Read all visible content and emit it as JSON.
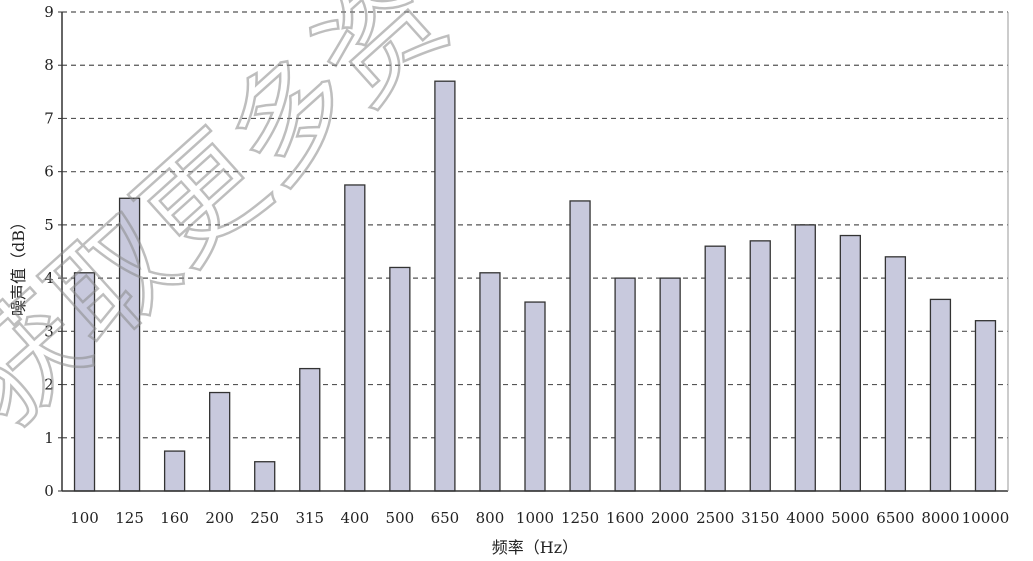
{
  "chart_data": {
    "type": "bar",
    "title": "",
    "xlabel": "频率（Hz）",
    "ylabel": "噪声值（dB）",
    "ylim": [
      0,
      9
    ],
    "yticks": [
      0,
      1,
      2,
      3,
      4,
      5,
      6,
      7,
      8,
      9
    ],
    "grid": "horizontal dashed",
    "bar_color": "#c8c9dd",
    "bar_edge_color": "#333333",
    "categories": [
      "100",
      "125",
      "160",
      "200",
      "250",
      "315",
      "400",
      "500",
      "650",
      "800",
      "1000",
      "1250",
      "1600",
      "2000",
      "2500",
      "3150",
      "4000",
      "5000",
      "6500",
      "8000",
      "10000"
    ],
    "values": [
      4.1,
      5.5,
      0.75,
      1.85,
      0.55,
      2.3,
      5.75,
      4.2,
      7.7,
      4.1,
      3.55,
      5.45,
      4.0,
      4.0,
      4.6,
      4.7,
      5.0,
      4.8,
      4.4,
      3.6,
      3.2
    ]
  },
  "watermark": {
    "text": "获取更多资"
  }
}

→ **EXERCISE GOAL**:
Above are the records; reproduce them exactly and leave out the pictures.

→ **OUTPUT BELOW**:
Read all visible content and emit it as JSON.
{
  "chart_data": {
    "type": "bar",
    "title": "",
    "xlabel": "频率（Hz）",
    "ylabel": "噪声值（dB）",
    "ylim": [
      0,
      9
    ],
    "yticks": [
      0,
      1,
      2,
      3,
      4,
      5,
      6,
      7,
      8,
      9
    ],
    "grid": "horizontal dashed",
    "bar_color": "#c8c9dd",
    "bar_edge_color": "#333333",
    "categories": [
      "100",
      "125",
      "160",
      "200",
      "250",
      "315",
      "400",
      "500",
      "650",
      "800",
      "1000",
      "1250",
      "1600",
      "2000",
      "2500",
      "3150",
      "4000",
      "5000",
      "6500",
      "8000",
      "10000"
    ],
    "values": [
      4.1,
      5.5,
      0.75,
      1.85,
      0.55,
      2.3,
      5.75,
      4.2,
      7.7,
      4.1,
      3.55,
      5.45,
      4.0,
      4.0,
      4.6,
      4.7,
      5.0,
      4.8,
      4.4,
      3.6,
      3.2
    ]
  },
  "watermark": {
    "text": "获取更多资"
  }
}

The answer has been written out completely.